RECORDS SUPPLIED
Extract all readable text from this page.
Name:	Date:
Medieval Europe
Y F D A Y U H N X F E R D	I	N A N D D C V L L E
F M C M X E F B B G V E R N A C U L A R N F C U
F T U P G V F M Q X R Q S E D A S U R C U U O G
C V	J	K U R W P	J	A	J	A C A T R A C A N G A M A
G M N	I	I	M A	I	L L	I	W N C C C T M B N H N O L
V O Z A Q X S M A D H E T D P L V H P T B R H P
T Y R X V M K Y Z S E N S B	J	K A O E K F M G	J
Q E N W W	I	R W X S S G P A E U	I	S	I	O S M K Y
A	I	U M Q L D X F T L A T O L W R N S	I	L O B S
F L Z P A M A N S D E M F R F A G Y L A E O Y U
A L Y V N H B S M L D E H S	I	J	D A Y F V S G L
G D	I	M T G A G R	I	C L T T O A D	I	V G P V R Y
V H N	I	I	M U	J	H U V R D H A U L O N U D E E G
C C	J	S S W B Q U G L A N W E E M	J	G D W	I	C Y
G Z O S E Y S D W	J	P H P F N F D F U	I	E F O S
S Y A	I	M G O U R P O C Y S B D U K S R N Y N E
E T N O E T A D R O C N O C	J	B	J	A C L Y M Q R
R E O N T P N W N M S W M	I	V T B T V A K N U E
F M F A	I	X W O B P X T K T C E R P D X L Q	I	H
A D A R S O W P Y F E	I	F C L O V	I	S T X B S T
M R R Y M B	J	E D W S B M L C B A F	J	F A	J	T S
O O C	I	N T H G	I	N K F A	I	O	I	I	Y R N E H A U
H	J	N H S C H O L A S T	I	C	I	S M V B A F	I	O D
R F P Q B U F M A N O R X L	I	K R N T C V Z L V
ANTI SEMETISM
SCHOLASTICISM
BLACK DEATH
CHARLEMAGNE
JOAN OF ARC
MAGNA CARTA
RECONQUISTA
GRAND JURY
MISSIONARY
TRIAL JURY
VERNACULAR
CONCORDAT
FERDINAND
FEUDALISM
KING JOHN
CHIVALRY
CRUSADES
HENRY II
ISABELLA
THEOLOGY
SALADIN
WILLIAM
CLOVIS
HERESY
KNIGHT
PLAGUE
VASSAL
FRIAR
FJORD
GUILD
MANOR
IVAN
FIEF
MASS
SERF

THE REQUEST
Repeat all entries. Match them exactly.

TASK SOLUTION
Extract all readable text from this page.
Name:	Date:
Medieval Europe
Y F D A Y U H N X F E R D	I	N A N D D C V L L E
F M C M X E F B B G V E R N A C U L A R N F C U
F T U P G V F M Q X R Q S E D A S U R C U U O G
C V	J	K U R W P	J	A	J	A C A T R A C A N G A M A
G M N	I	I	M A	I	L L	I	W N C C C T M B N H N O L
V O Z A Q X S M A D H E T D P L V H P T B R H P
T Y R X V M K Y Z S E N S B	J	K A O E K F M G	J
Q E N W W	I	R W X S S G P A E U	I	S	I	O S M K Y
A	I	U M Q L D X F T L A T O L W R N S	I	L O B S
F L Z P A M A N S D E M F R F A G Y L A E O Y U
A L Y V N H B S M L D E H S	I	J	D A Y F V S G L
G D	I	M T G A G R	I	C L T T O A D	I	V G P V R Y
V H N	I	I	M U	J	H U V R D H A U L O N U D E E G
C C	J	S S W B Q U G L A N W E E M	J	G D W	I	C Y
G Z O S E Y S D W	J	P H P F N F D F U	I	E F O S
S Y A	I	M G O U R P O C Y S B D U K S R N Y N E
E T N O E T A D R O C N O C	J	B	J	A C L Y M Q R
R E O N T P N W N M S W M	I	V T B T V A K N U E
F M F A	I	X W O B P X T K T C E R P D X L Q	I	H
A D A R S O W P Y F E	I	F C L O V	I	S T X B S T
M R R Y M B	J	E D W S B M L C B A F	J	F A	J	T S
O O C	I	N T H G	I	N K F A	I	O	I	I	Y R N E H A U
H	J	N H S C H O L A S T	I	C	I	S M V B A F	I	O D
R F P Q B U F M A N O R X L	I	K R N T C V Z L V
ANTI SEMETISM
SCHOLASTICISM
BLACK DEATH
CHARLEMAGNE
JOAN OF ARC
MAGNA CARTA
RECONQUISTA
GRAND JURY
MISSIONARY
TRIAL JURY
VERNACULAR
CONCORDAT
FERDINAND
FEUDALISM
KING JOHN
CHIVALRY
CRUSADES
HENRY II
ISABELLA
THEOLOGY
SALADIN
WILLIAM
CLOVIS
HERESY
KNIGHT
PLAGUE
VASSAL
FRIAR
FJORD
GUILD
MANOR
IVAN
FIEF
MASS
SERF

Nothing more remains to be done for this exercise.